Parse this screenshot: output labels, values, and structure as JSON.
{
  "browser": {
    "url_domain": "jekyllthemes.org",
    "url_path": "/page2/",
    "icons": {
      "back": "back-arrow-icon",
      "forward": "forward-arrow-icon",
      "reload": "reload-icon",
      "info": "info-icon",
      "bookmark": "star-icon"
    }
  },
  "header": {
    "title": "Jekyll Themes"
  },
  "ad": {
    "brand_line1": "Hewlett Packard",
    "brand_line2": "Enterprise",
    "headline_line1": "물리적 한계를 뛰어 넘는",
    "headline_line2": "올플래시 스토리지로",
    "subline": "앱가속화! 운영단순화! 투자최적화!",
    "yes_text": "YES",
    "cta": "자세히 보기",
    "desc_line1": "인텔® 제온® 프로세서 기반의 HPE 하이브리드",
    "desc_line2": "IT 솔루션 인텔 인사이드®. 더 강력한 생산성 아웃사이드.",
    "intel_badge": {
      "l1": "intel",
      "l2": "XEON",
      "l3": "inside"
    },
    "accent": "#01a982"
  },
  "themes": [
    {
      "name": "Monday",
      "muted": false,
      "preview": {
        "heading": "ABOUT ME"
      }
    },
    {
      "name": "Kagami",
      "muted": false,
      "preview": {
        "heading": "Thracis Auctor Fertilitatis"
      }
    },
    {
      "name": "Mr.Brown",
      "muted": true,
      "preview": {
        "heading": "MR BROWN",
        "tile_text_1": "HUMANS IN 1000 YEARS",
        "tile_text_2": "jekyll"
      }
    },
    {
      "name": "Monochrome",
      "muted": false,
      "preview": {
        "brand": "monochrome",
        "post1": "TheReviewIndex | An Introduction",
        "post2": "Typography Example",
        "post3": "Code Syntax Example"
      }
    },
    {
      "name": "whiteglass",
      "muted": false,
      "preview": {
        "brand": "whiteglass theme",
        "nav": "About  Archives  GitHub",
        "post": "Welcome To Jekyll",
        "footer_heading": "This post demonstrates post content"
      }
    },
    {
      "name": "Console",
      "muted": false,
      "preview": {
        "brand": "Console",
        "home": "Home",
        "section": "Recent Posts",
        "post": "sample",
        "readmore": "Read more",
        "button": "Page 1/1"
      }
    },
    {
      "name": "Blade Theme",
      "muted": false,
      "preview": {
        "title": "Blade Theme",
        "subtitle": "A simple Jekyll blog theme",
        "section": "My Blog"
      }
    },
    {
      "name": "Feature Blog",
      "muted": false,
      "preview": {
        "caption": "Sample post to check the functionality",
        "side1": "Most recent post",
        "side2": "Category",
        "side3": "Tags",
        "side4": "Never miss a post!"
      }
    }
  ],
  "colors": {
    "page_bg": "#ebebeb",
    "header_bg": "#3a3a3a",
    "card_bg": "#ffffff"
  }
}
◇ ◇ ◇ ◇ ◇
Every entry must be retyped in full, exactly as given.

Parse this screenshot: output labels, values, and structure as JSON.
{
  "browser": {
    "url_domain": "jekyllthemes.org",
    "url_path": "/page2/",
    "icons": {
      "back": "back-arrow-icon",
      "forward": "forward-arrow-icon",
      "reload": "reload-icon",
      "info": "info-icon",
      "bookmark": "star-icon"
    }
  },
  "header": {
    "title": "Jekyll Themes"
  },
  "ad": {
    "brand_line1": "Hewlett Packard",
    "brand_line2": "Enterprise",
    "headline_line1": "물리적 한계를 뛰어 넘는",
    "headline_line2": "올플래시 스토리지로",
    "subline": "앱가속화! 운영단순화! 투자최적화!",
    "yes_text": "YES",
    "cta": "자세히 보기",
    "desc_line1": "인텔® 제온® 프로세서 기반의 HPE 하이브리드",
    "desc_line2": "IT 솔루션 인텔 인사이드®. 더 강력한 생산성 아웃사이드.",
    "intel_badge": {
      "l1": "intel",
      "l2": "XEON",
      "l3": "inside"
    },
    "accent": "#01a982"
  },
  "themes": [
    {
      "name": "Monday",
      "muted": false,
      "preview": {
        "heading": "ABOUT ME"
      }
    },
    {
      "name": "Kagami",
      "muted": false,
      "preview": {
        "heading": "Thracis Auctor Fertilitatis"
      }
    },
    {
      "name": "Mr.Brown",
      "muted": true,
      "preview": {
        "heading": "MR BROWN",
        "tile_text_1": "HUMANS IN 1000 YEARS",
        "tile_text_2": "jekyll"
      }
    },
    {
      "name": "Monochrome",
      "muted": false,
      "preview": {
        "brand": "monochrome",
        "post1": "TheReviewIndex | An Introduction",
        "post2": "Typography Example",
        "post3": "Code Syntax Example"
      }
    },
    {
      "name": "whiteglass",
      "muted": false,
      "preview": {
        "brand": "whiteglass theme",
        "nav": "About  Archives  GitHub",
        "post": "Welcome To Jekyll",
        "footer_heading": "This post demonstrates post content"
      }
    },
    {
      "name": "Console",
      "muted": false,
      "preview": {
        "brand": "Console",
        "home": "Home",
        "section": "Recent Posts",
        "post": "sample",
        "readmore": "Read more",
        "button": "Page 1/1"
      }
    },
    {
      "name": "Blade Theme",
      "muted": false,
      "preview": {
        "title": "Blade Theme",
        "subtitle": "A simple Jekyll blog theme",
        "section": "My Blog"
      }
    },
    {
      "name": "Feature Blog",
      "muted": false,
      "preview": {
        "caption": "Sample post to check the functionality",
        "side1": "Most recent post",
        "side2": "Category",
        "side3": "Tags",
        "side4": "Never miss a post!"
      }
    }
  ],
  "colors": {
    "page_bg": "#ebebeb",
    "header_bg": "#3a3a3a",
    "card_bg": "#ffffff"
  }
}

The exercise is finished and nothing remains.